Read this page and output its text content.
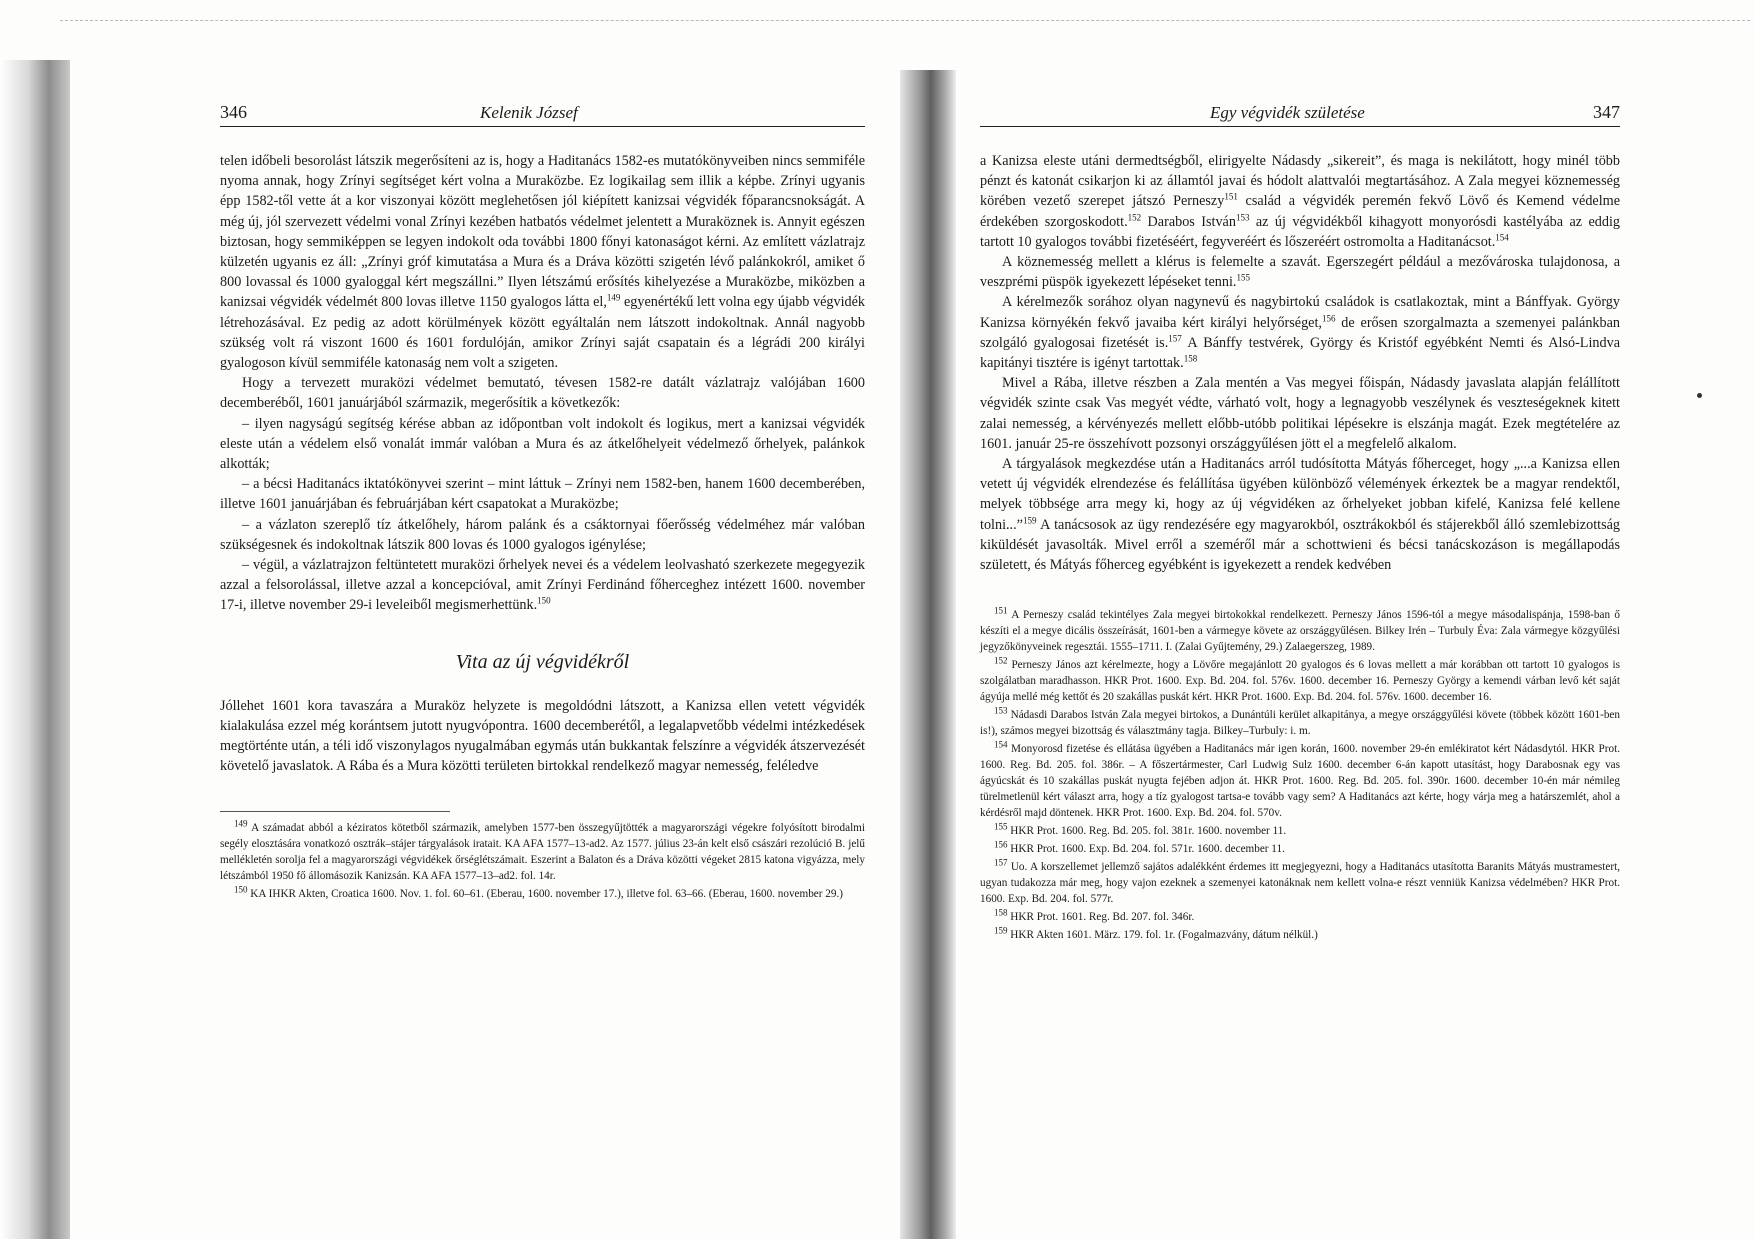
346	Kelenik József

telen időbeli besorolást látszik megerősíteni az is, hogy a Haditanács 1582-es mutatókönyveiben nincs semmiféle nyoma annak, hogy Zrínyi segítséget kért volna a Muraközbe. Ez logikailag sem illik a képbe. Zrínyi ugyanis épp 1582-től vette át a kor viszonyai között meglehetősen jól kiépített kanizsai végvidék főparancsnokságát. A még új, jól szervezett védelmi vonal Zrínyi kezében hatbatós védelmet jelentett a Muraköznek is. Annyit egészen biztosan, hogy semmiképpen se legyen indokolt oda további 1800 főnyi katonaságot kérni. Az említett vázlatrajz külzetén ugyanis ez áll: „Zrínyi gróf kimutatása a Mura és a Dráva közötti szigetén lévő palánkokról, amiket ő 800 lovassal és 1000 gyaloggal kért megszállni.” Ilyen létszámú erősítés kihelyezése a Muraközbe, miközben a kanizsai végvidék védelmét 800 lovas illetve 1150 gyalogos látta el,$^{149}$ egyenértékű lett volna egy újabb végvidék létrehozásával. Ez pedig az adott körülmények között egyáltalán nem látszott indokoltnak. Annál nagyobb szükség volt rá viszont 1600 és 1601 fordulóján, amikor Zrínyi saját csapatain és a légrádi 200 királyi gyalogoson kívül semmiféle katonaság nem volt a szigeten.

Hogy a tervezett muraközi védelmet bemutató, tévesen 1582-re datált vázlatrajz valójában 1600 decemberéből, 1601 januárjából származik, megerősítik a következők:

– ilyen nagyságú segítség kérése abban az időpontban volt indokolt és logikus, mert a kanizsai végvidék eleste után a védelem első vonalát immár valóban a Mura és az átkelőhelyeit védelmező őrhelyek, palánkok alkották;

– a bécsi Haditanács iktatókönyvei szerint – mint láttuk – Zrínyi nem 1582-ben, hanem 1600 decemberében, illetve 1601 januárjában és februárjában kért csapatokat a Muraközbe;

– a vázlaton szereplő tíz átkelőhely, három palánk és a csáktornyai főerősség védelméhez már valóban szükségesnek és indokoltnak látszik 800 lovas és 1000 gyalogos igénylése;

– végül, a vázlatrajzon feltüntetett muraközi őrhelyek nevei és a védelem leolvasható szerkezete megegyezik azzal a felsorolással, illetve azzal a koncepcióval, amit Zrínyi Ferdinánd főherceghez intézett 1600. november 17-i, illetve november 29-i leveleiből megismerhettünk.$^{150}$

Vita az új végvidékről

Jóllehet 1601 kora tavaszára a Muraköz helyzete is megoldódni látszott, a Kanizsa ellen vetett végvidék kialakulása ezzel még korántsem jutott nyugvópontra. 1600 decemberétől, a legalapvetőbb védelmi intézkedések megtörténte után, a téli idő viszonylagos nyugalmában egymás után bukkantak felszínre a végvidék átszervezését követelő javaslatok. A Rába és a Mura közötti területen birtokkal rendelkező magyar nemesség, feléledve

$^{149}$ A számadat abból a kéziratos kötetből származik, amelyben 1577-ben összegyűjtötték a magyarországi végekre folyósított birodalmi segély elosztására vonatkozó osztrák–stájer tárgyalások iratait. KA AFA 1577–13-ad2. Az 1577. július 23-án kelt első császári rezolúció B. jelű mellékletén sorolja fel a magyarországi végvidékek őrséglétszámait. Eszerint a Balaton és a Dráva közötti végeket 2815 katona vigyázza, mely létszámból 1950 fő állomásozik Kanizsán. KA AFA 1577–13–ad2. fol. 14r.

$^{150}$ KA IHKR Akten, Croatica 1600. Nov. 1. fol. 60–61. (Eberau, 1600. november 17.), illetve fol. 63–66. (Eberau, 1600. november 29.)

Egy végvidék születése	347

a Kanizsa eleste utáni dermedtségből, elirigyelte Nádasdy „sikereit”, és maga is nekilátott, hogy minél több pénzt és katonát csikarjon ki az államtól javai és hódolt alattvalói megtartásához. A Zala megyei köznemesség körében vezető szerepet játszó Perneszy$^{151}$ család a végvidék peremén fekvő Lövő és Kemend védelme érdekében szorgoskodott.$^{152}$ Darabos István$^{153}$ az új végvidékből kihagyott monyorósdi kastélyába az eddig tartott 10 gyalogos további fizetéséért, fegyveréért és lőszeréért ostromolta a Haditanácsot.$^{154}$

A köznemesség mellett a klérus is felemelte a szavát. Egerszegért például a mezővároska tulajdonosa, a veszprémi püspök igyekezett lépéseket tenni.$^{155}$

A kérelmezők sorához olyan nagynevű és nagybirtokú családok is csatlakoztak, mint a Bánffyak. György Kanizsa környékén fekvő javaiba kért királyi helyőrséget,$^{156}$ de erősen szorgalmazta a szemenyei palánkban szolgáló gyalogosai fizetését is.$^{157}$ A Bánffy testvérek, György és Kristóf egyébként Nemti és Alsó-Lindva kapitányi tisztére is igényt tartottak.$^{158}$

Mivel a Rába, illetve részben a Zala mentén a Vas megyei főispán, Nádasdy javaslata alapján felállított végvidék szinte csak Vas megyét védte, várható volt, hogy a legnagyobb veszélynek és veszteségeknek kitett zalai nemesség, a kérvényezés mellett előbb-utóbb politikai lépésekre is elszánja magát. Ezek megtételére az 1601. január 25-re összehívott pozsonyi országgyűlésen jött el a megfelelő alkalom.

A tárgyalások megkezdése után a Haditanács arról tudósította Mátyás főherceget, hogy „...a Kanizsa ellen vetett új végvidék elrendezése és felállítása ügyében különböző vélemények érkeztek be a magyar rendektől, melyek többsége arra megy ki, hogy az új végvidéken az őrhelyeket jobban kifelé, Kanizsa felé kellene tolni...”$^{159}$ A tanácsosok az ügy rendezésére egy magyarokból, osztrákokból és stájerekből álló szemlebizottság kiküldését javasolták. Mivel erről a szeméről már a schottwieni és bécsi tanácskozáson is megállapodás született, és Mátyás főherceg egyébként is igyekezett a rendek kedvében

$^{151}$ A Perneszy család tekintélyes Zala megyei birtokokkal rendelkezett. Perneszy János 1596-tól a megye másodalispánja, 1598-ban ő készíti el a megye dicális összeírását, 1601-ben a vármegye követe az országgyűlésen. Bilkey Irén – Turbuly Éva: Zala vármegye közgyűlési jegyzőkönyveinek regesztái. 1555–1711. I. (Zalai Gyűjtemény, 29.) Zalaegerszeg, 1989.

$^{152}$ Perneszy János azt kérelmezte, hogy a Lövőre megajánlott 20 gyalogos és 6 lovas mellett a már korábban ott tartott 10 gyalogos is szolgálatban maradhasson. HKR Prot. 1600. Exp. Bd. 204. fol. 576v. 1600. december 16. Perneszy György a kemendi várban levő két saját ágyúja mellé még kettőt és 20 szakállas puskát kért. HKR Prot. 1600. Exp. Bd. 204. fol. 576v. 1600. december 16.

$^{153}$ Nádasdi Darabos István Zala megyei birtokos, a Dunántúli kerület alkapitánya, a megye országgyűlési követe (többek között 1601-ben is!), számos megyei bizottság és választmány tagja. Bilkey–Turbuly: i. m.

$^{154}$ Monyorosd fizetése és ellátása ügyében a Haditanács már igen korán, 1600. november 29-én emlékiratot kért Nádasdytól. HKR Prot. 1600. Reg. Bd. 205. fol. 386r. – A főszertármester, Carl Ludwig Sulz 1600. december 6-án kapott utasítást, hogy Darabosnak egy vas ágyúcskát és 10 szakállas puskát nyugta fejében adjon át. HKR Prot. 1600. Reg. Bd. 205. fol. 390r. 1600. december 10-én már némileg türelmetlenül kért választ arra, hogy a tíz gyalogost tartsa-e tovább vagy sem? A Haditanács azt kérte, hogy várja meg a határszemlét, ahol a kérdésről majd döntenek. HKR Prot. 1600. Exp. Bd. 204. fol. 570v.

$^{155}$ HKR Prot. 1600. Reg. Bd. 205. fol. 381r. 1600. november 11.

$^{156}$ HKR Prot. 1600. Exp. Bd. 204. fol. 571r. 1600. december 11.

$^{157}$ Uo. A korszellemet jellemző sajátos adalékként érdemes itt megjegyezni, hogy a Haditanács utasította Baranits Mátyás mustramestert, ugyan tudakozza már meg, hogy vajon ezeknek a szemenyei katonáknak nem kellett volna-e részt venniük Kanizsa védelmében? HKR Prot. 1600. Exp. Bd. 204. fol. 577r.

$^{158}$ HKR Prot. 1601. Reg. Bd. 207. fol. 346r.

$^{159}$ HKR Akten 1601. März. 179. fol. 1r. (Fogalmazvány, dátum nélkül.)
---+---
Find the string "Akten" in the entries above and return each line that holds it.

WORKED SOLUTION:
$^{150}$ KA IHKR Akten, Croatica 1600. Nov. 1. fol. 60–61. (Eberau, 1600. november 17.), illetve fol. 63–66. (Eberau, 1600. november 29.)
$^{159}$ HKR Akten 1601. März. 179. fol. 1r. (Fogalmazvány, dátum nélkül.)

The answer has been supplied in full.